→ WHAT YOU ARE ASKED TO DO
Lines that contain the string "this" are to be copied; leave out all others.

Data items:
* Start *
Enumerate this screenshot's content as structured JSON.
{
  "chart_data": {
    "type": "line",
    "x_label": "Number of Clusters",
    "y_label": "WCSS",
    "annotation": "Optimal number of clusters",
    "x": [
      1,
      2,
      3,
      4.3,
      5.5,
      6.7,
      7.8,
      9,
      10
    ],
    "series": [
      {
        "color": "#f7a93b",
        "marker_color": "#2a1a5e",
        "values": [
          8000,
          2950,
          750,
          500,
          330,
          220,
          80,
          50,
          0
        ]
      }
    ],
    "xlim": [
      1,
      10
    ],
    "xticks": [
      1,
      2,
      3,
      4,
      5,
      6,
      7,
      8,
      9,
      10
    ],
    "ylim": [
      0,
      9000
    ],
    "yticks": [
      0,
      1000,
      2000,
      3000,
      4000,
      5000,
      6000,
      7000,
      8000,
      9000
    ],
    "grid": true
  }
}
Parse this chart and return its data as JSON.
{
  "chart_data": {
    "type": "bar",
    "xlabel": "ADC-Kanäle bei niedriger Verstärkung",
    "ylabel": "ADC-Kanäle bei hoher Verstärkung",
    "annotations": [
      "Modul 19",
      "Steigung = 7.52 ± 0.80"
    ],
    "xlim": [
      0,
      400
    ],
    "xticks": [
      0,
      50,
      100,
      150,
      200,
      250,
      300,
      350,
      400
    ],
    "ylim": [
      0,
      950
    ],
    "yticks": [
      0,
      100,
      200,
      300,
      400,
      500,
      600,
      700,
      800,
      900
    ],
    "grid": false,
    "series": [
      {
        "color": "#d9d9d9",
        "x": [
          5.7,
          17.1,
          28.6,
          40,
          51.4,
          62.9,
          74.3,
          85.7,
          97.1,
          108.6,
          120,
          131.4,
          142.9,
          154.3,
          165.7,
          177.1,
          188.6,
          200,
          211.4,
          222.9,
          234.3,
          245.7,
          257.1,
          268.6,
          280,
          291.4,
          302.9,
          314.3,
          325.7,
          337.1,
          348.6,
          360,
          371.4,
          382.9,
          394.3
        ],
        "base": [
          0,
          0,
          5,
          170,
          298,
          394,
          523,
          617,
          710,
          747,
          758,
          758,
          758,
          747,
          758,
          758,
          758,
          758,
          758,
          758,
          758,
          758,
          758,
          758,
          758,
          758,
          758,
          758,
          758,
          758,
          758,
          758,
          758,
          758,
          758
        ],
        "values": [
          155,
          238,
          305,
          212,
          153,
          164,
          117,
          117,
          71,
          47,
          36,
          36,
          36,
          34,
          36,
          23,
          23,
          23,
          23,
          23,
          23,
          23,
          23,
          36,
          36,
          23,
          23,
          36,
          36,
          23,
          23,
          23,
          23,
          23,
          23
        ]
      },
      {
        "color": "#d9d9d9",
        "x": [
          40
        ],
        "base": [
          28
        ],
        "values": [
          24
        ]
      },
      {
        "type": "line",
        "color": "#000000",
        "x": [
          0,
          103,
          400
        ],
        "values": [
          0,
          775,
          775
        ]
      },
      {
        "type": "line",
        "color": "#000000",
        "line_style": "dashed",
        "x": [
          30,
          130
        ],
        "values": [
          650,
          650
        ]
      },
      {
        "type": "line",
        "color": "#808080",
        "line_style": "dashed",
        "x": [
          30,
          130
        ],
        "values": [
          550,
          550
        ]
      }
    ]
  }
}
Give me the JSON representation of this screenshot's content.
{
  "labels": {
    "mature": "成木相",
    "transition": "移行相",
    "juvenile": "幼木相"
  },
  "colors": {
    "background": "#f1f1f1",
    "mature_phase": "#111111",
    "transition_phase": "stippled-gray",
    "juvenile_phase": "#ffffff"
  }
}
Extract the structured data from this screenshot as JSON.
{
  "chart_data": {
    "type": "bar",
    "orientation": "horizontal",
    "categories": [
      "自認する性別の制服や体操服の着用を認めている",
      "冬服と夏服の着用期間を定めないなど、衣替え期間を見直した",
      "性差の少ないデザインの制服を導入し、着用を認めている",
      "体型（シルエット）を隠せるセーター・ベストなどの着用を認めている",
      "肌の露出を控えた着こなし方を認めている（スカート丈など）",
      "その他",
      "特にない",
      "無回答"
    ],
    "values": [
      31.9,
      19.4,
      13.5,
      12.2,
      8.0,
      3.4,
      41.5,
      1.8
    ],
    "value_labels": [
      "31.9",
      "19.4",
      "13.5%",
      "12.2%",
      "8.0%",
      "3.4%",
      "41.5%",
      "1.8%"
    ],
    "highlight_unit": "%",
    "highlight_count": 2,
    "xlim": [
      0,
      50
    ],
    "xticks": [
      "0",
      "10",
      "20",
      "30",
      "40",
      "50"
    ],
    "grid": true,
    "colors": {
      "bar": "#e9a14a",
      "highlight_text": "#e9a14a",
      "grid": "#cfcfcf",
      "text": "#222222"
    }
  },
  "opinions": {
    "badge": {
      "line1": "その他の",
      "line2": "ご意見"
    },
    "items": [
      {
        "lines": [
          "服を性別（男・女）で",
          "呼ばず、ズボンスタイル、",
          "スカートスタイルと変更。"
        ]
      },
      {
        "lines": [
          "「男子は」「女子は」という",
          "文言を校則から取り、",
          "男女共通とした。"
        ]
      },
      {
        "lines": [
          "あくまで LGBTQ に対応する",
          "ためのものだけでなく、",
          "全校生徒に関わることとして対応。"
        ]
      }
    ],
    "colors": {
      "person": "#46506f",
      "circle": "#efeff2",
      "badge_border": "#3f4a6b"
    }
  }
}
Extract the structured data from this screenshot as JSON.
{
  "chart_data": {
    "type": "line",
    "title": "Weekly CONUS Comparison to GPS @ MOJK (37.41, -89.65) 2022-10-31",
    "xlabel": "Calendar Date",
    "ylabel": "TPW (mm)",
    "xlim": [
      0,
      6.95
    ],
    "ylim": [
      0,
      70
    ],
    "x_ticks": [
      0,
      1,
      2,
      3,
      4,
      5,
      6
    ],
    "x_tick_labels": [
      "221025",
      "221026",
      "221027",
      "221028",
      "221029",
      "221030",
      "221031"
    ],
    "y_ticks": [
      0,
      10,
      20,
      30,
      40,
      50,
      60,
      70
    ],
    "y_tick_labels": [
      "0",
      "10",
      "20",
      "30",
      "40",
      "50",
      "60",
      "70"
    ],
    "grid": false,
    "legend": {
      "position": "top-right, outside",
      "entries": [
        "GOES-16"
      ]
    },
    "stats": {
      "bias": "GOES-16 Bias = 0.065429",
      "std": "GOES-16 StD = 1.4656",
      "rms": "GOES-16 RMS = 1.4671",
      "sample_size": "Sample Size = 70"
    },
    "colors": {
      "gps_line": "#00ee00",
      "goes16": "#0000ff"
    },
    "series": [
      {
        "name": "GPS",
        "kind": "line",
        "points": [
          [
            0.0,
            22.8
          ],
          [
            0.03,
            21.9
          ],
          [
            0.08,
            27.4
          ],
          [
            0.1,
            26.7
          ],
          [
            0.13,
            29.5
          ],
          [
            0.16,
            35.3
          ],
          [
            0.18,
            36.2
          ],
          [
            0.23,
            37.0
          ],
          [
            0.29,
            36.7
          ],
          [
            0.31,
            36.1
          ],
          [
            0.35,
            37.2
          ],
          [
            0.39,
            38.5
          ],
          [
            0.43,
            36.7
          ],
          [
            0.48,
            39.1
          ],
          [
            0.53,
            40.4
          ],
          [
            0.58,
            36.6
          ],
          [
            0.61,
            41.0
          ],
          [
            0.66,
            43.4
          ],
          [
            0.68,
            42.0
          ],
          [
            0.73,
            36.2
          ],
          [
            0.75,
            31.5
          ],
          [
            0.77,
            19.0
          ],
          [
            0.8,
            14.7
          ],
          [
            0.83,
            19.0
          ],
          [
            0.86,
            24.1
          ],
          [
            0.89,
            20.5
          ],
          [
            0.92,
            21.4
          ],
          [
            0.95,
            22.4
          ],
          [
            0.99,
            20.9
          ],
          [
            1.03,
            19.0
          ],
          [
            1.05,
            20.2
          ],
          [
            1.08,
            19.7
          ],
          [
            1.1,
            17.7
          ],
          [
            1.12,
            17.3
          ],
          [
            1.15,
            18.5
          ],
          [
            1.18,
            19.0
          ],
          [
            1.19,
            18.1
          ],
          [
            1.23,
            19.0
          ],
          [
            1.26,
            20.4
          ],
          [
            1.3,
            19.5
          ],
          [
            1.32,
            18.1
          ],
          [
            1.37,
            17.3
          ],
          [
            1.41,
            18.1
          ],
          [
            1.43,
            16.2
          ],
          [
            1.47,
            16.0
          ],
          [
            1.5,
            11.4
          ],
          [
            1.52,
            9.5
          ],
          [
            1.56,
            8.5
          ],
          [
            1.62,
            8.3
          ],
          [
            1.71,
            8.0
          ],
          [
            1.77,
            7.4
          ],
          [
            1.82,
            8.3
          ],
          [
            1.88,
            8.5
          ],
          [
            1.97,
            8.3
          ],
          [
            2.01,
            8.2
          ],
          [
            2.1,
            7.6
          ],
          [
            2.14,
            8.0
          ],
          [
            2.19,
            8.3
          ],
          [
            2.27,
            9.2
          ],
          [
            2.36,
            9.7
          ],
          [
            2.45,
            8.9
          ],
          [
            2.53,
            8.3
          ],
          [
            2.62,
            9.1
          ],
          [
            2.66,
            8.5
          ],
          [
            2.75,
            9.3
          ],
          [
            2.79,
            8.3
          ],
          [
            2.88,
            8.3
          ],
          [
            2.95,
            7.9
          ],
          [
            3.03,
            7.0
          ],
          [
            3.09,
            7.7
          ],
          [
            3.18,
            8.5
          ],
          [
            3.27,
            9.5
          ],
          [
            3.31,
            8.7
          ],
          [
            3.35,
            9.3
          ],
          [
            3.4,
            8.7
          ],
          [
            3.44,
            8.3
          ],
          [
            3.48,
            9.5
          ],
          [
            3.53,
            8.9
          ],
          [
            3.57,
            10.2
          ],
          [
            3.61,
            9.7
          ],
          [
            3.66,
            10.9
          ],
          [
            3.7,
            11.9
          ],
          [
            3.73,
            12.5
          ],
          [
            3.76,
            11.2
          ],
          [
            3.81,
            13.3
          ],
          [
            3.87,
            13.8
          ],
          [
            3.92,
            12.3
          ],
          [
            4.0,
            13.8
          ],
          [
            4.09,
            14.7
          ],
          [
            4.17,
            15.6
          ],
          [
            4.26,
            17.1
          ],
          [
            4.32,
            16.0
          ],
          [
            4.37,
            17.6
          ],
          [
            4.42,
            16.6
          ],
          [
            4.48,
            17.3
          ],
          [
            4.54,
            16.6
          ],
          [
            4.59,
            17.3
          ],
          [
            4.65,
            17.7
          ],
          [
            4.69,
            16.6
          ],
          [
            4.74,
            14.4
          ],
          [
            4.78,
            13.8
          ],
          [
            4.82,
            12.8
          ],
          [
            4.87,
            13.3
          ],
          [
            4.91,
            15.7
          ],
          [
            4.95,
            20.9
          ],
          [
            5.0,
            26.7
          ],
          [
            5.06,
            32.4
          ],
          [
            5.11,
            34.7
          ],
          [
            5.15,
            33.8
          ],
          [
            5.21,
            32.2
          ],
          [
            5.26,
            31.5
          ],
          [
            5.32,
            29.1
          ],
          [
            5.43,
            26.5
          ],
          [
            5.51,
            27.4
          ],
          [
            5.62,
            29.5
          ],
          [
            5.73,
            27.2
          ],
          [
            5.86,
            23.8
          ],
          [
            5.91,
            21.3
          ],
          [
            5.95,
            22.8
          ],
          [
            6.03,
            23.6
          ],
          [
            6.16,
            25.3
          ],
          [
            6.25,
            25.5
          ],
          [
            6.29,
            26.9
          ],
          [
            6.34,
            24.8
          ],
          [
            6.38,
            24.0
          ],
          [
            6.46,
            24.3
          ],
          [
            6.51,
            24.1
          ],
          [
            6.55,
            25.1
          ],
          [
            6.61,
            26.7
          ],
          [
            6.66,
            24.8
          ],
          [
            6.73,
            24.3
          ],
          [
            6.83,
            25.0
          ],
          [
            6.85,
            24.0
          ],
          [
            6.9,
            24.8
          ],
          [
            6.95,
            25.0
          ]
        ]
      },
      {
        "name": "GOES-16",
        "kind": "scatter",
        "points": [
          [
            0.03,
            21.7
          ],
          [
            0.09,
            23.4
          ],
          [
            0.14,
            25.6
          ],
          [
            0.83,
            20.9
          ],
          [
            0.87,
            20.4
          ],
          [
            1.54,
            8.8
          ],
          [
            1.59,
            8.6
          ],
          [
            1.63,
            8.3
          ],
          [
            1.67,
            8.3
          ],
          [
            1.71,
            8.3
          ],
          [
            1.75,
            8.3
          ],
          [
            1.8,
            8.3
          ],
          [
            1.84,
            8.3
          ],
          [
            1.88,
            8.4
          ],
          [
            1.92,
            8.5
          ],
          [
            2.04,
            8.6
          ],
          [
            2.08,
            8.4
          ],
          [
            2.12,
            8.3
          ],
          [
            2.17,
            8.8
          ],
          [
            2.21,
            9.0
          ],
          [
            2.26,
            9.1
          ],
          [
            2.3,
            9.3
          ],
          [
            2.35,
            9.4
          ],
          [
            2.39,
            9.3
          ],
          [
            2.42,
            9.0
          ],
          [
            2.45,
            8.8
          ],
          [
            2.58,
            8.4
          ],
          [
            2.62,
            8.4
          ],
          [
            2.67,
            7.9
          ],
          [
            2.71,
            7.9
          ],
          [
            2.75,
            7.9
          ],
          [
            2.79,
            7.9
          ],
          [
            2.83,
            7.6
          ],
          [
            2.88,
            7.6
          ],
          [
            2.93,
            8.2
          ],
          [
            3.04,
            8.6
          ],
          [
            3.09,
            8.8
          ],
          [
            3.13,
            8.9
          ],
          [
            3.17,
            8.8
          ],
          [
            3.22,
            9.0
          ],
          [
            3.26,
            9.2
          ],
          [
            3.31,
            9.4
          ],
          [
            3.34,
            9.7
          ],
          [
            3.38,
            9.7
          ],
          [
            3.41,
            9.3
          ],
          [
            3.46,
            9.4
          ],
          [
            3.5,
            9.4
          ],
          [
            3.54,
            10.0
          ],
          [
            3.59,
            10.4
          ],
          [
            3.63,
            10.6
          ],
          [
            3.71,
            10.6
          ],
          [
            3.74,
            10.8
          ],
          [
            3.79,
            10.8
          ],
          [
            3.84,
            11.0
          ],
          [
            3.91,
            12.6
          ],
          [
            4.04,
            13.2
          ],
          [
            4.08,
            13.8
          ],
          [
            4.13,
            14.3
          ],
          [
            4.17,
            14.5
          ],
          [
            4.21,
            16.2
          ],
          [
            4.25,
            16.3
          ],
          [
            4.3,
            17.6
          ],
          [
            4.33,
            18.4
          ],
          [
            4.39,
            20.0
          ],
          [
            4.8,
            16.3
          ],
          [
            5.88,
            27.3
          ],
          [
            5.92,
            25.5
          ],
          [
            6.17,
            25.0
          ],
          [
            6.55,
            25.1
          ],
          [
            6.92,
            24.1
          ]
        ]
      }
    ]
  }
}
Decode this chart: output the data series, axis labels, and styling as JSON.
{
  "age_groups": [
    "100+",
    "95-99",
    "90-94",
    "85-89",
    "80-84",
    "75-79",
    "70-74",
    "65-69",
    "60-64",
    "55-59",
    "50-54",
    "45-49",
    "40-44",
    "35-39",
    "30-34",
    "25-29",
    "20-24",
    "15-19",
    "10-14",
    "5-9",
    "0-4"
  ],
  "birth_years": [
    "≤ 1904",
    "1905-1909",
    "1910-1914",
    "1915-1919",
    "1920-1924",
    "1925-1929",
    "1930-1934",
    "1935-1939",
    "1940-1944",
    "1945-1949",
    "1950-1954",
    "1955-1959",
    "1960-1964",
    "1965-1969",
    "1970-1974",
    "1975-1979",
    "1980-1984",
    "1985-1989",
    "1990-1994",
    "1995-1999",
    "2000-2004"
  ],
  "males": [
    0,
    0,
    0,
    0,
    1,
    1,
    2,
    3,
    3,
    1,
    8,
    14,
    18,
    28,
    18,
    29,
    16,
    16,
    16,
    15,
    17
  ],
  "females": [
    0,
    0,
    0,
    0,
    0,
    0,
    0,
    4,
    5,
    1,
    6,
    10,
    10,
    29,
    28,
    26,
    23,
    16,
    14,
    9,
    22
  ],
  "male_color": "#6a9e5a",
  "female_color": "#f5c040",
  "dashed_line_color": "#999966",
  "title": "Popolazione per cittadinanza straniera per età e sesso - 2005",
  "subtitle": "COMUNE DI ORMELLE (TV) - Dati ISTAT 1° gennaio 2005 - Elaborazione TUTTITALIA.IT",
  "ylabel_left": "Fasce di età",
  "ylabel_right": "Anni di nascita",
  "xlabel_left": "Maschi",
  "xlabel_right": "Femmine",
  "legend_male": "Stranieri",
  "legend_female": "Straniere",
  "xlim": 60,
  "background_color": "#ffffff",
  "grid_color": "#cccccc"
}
* End *
→ COMPLETED EXERCISE
Enumerate this screenshot's content as structured JSON.
Parse this chart and return its data as JSON.
Give me the JSON representation of this screenshot's content.
Extract the structured data from this screenshot as JSON.
Extract the structured data from this screenshot as JSON.
Decode this chart: output the data series, axis labels, and styling as JSON.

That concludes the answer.